## Begin Input material
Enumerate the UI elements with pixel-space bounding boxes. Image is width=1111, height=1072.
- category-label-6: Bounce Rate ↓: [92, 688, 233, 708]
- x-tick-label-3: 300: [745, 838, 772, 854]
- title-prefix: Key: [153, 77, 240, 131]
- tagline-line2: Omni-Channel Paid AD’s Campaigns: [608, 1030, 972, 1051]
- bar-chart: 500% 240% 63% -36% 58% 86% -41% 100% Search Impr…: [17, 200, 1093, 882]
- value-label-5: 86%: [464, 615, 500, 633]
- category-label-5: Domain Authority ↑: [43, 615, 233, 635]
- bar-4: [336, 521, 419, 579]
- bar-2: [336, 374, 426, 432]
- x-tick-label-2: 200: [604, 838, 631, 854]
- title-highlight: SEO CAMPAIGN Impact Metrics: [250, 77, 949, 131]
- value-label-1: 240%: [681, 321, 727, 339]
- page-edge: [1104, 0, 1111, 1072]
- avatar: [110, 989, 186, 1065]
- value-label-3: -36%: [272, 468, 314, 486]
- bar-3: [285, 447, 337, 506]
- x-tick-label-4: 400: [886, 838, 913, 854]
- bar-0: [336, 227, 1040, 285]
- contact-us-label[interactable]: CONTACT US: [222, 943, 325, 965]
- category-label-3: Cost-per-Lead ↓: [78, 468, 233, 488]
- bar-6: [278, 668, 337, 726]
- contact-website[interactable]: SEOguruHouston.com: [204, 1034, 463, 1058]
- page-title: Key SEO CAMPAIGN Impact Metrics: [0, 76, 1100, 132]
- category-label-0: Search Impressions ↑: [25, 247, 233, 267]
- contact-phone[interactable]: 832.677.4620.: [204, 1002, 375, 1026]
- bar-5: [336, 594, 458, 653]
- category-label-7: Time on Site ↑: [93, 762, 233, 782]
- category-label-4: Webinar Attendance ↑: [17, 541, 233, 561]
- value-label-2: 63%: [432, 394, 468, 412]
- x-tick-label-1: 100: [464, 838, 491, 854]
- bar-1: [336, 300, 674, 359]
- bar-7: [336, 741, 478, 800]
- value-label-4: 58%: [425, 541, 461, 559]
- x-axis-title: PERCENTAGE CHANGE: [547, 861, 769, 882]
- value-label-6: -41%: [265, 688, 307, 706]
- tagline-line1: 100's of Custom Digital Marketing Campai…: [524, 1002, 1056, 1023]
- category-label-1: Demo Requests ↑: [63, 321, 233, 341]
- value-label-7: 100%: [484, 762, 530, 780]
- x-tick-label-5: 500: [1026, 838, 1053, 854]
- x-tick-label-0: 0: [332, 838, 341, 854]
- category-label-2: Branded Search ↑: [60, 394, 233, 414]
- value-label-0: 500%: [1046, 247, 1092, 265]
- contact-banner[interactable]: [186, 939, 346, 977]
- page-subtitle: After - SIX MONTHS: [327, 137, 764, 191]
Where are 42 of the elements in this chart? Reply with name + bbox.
## End Input material
## Begin Input material
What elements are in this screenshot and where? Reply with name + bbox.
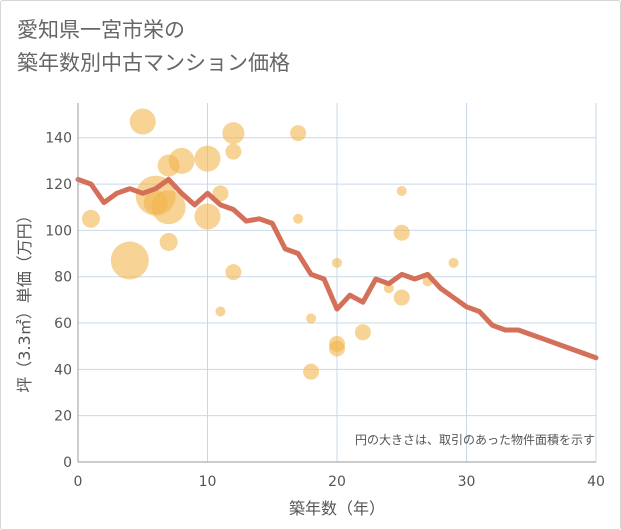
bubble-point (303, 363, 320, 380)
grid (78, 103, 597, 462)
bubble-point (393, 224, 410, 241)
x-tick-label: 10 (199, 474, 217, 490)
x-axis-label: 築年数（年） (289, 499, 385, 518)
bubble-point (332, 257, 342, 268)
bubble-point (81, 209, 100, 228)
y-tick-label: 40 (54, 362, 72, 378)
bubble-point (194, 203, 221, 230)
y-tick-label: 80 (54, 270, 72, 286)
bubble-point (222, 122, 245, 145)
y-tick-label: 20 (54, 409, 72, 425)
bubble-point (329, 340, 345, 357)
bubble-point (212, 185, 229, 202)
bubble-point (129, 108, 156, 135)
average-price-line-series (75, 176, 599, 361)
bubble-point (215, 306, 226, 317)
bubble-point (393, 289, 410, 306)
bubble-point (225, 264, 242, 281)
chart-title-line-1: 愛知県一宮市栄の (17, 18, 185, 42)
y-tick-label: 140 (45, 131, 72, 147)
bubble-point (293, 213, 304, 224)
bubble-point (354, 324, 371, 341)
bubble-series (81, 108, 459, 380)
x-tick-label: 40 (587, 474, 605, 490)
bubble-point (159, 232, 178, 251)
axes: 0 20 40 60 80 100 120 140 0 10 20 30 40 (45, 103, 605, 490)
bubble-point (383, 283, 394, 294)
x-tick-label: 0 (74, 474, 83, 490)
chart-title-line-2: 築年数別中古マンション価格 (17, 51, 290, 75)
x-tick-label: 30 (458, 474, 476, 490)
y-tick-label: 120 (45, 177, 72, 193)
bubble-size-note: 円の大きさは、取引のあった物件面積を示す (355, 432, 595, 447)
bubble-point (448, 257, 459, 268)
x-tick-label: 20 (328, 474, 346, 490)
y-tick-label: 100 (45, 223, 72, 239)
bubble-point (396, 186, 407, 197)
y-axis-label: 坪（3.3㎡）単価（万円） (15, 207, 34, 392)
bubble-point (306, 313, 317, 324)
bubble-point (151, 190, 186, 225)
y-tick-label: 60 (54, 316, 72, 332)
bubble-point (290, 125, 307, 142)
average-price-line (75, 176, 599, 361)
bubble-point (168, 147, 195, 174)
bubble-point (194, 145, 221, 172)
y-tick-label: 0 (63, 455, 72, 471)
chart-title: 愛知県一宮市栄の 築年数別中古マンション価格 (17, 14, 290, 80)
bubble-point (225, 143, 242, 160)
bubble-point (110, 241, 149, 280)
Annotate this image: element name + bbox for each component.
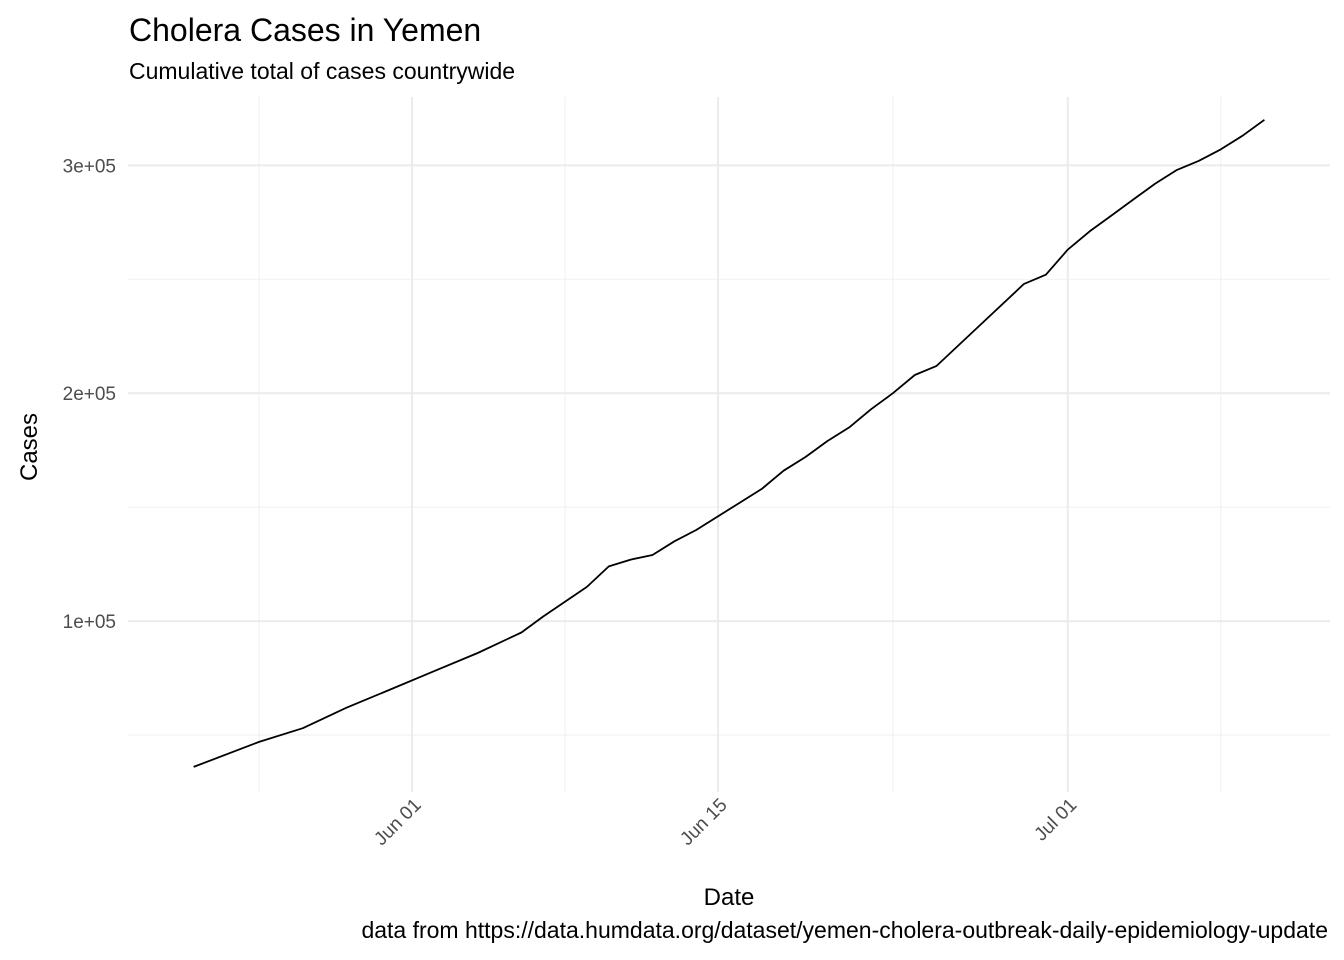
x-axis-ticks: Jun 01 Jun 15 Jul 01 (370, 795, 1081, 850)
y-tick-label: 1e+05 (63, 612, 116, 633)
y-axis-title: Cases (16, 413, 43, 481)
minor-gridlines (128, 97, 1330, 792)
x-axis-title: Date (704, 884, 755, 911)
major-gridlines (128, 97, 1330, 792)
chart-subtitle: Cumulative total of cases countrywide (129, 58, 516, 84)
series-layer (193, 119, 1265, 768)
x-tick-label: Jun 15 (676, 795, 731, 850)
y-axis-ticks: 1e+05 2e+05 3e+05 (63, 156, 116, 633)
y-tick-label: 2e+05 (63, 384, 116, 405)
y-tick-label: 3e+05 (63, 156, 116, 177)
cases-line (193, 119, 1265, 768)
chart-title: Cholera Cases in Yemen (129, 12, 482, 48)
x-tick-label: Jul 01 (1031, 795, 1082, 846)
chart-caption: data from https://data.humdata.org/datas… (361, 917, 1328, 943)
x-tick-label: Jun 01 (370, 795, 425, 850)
## End Input material
## Begin Input material
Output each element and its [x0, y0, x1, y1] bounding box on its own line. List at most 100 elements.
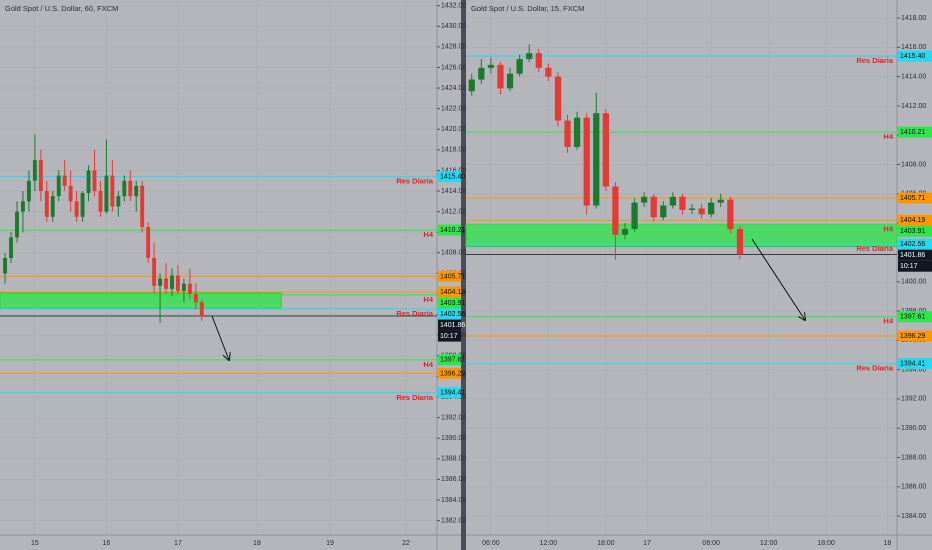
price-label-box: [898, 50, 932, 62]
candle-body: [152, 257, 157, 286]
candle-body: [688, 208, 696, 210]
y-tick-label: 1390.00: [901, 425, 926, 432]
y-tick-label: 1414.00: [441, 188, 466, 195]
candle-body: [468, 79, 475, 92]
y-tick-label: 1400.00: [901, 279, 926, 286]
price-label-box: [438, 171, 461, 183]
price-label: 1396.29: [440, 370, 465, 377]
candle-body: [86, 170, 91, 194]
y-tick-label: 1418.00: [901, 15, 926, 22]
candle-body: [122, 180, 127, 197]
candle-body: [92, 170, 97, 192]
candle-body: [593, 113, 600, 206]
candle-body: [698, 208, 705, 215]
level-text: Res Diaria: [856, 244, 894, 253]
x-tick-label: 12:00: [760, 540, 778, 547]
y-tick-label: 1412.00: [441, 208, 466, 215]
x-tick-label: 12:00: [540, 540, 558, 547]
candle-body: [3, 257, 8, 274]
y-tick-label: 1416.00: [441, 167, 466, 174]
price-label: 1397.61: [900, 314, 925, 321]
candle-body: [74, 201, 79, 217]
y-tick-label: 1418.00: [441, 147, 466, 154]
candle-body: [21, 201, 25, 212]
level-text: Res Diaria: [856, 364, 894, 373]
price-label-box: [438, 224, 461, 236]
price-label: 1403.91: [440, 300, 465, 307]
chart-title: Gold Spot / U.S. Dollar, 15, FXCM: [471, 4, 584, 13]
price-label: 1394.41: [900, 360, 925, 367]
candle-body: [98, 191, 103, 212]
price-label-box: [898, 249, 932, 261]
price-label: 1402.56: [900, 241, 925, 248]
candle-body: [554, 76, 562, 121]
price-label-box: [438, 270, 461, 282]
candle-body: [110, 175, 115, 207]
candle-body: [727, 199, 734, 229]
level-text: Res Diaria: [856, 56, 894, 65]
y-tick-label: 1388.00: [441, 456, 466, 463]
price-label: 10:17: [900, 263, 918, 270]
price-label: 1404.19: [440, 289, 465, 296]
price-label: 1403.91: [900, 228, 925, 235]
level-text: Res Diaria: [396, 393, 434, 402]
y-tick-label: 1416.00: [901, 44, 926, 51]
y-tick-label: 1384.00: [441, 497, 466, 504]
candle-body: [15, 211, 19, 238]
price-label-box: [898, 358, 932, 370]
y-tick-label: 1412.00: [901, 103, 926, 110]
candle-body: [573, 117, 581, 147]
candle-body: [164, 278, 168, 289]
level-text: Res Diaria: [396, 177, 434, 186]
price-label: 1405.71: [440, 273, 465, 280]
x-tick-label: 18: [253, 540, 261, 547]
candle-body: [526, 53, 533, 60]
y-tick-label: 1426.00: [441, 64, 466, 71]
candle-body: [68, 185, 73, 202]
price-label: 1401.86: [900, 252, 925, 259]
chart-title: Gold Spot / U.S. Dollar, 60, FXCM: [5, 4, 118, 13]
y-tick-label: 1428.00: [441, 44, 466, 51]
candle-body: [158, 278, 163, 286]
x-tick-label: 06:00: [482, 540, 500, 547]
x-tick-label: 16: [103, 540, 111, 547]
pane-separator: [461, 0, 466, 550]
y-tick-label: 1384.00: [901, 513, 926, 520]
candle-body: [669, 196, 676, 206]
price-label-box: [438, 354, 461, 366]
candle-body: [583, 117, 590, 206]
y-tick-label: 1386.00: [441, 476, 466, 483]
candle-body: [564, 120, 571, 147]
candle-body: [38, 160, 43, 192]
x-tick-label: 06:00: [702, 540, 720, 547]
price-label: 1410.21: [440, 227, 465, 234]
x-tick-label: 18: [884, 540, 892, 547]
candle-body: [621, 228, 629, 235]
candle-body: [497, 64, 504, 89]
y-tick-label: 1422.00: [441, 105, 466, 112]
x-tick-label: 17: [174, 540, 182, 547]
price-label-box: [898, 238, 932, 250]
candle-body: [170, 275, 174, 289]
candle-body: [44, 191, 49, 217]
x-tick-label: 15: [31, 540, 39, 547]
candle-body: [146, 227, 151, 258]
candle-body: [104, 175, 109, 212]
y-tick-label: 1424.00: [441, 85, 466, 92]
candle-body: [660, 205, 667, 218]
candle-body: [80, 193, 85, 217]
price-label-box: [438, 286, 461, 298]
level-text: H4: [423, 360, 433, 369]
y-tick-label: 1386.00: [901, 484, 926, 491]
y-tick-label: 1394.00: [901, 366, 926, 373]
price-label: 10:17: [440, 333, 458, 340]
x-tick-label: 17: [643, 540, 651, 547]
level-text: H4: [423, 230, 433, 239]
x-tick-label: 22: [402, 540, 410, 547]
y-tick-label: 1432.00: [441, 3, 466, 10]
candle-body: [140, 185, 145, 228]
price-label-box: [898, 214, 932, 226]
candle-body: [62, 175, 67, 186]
## End Input material
## Exercise
Copy the rows above, unchanged, from the one containing "bubble-point (303, 363, 320, 380)" through the one containing "average-price-line (75, 176, 599, 361)", with both end rows included.

## Task solution
bubble-point (303, 363, 320, 380)
grid (78, 103, 597, 462)
bubble-point (393, 224, 410, 241)
x-tick-label: 10 (199, 474, 217, 490)
x-axis-label: 築年数（年） (289, 499, 385, 518)
bubble-point (332, 257, 342, 268)
bubble-point (81, 209, 100, 228)
y-tick-label: 40 (54, 362, 72, 378)
bubble-point (194, 203, 221, 230)
y-tick-label: 80 (54, 270, 72, 286)
bubble-point (222, 122, 245, 145)
y-tick-label: 20 (54, 409, 72, 425)
bubble-point (329, 340, 345, 357)
bubble-point (212, 185, 229, 202)
bubble-point (129, 108, 156, 135)
average-price-line-series (75, 176, 599, 361)
bubble-point (215, 306, 226, 317)
bubble-point (393, 289, 410, 306)
bubble-point (225, 264, 242, 281)
chart-title-line-1: 愛知県一宮市栄の (17, 18, 185, 42)
y-tick-label: 140 (45, 131, 72, 147)
bubble-point (293, 213, 304, 224)
bubble-point (354, 324, 371, 341)
bubble-series (81, 108, 459, 380)
x-tick-label: 40 (587, 474, 605, 490)
bubble-point (159, 232, 178, 251)
axes: 0 20 40 60 80 100 120 140 0 10 20 30 40 (45, 103, 605, 490)
bubble-point (383, 283, 394, 294)
x-tick-label: 0 (74, 474, 83, 490)
chart-title-line-2: 築年数別中古マンション価格 (17, 51, 290, 75)
x-tick-label: 30 (458, 474, 476, 490)
y-tick-label: 120 (45, 177, 72, 193)
bubble-size-note: 円の大きさは、取引のあった物件面積を示す (355, 432, 595, 447)
bubble-point (448, 257, 459, 268)
x-tick-label: 20 (328, 474, 346, 490)
y-tick-label: 100 (45, 223, 72, 239)
bubble-point (396, 186, 407, 197)
y-axis-label: 坪（3.3㎡）単価（万円） (15, 207, 34, 392)
bubble-point (306, 313, 317, 324)
bubble-point (151, 190, 186, 225)
y-tick-label: 60 (54, 316, 72, 332)
bubble-point (290, 125, 307, 142)
average-price-line (75, 176, 599, 361)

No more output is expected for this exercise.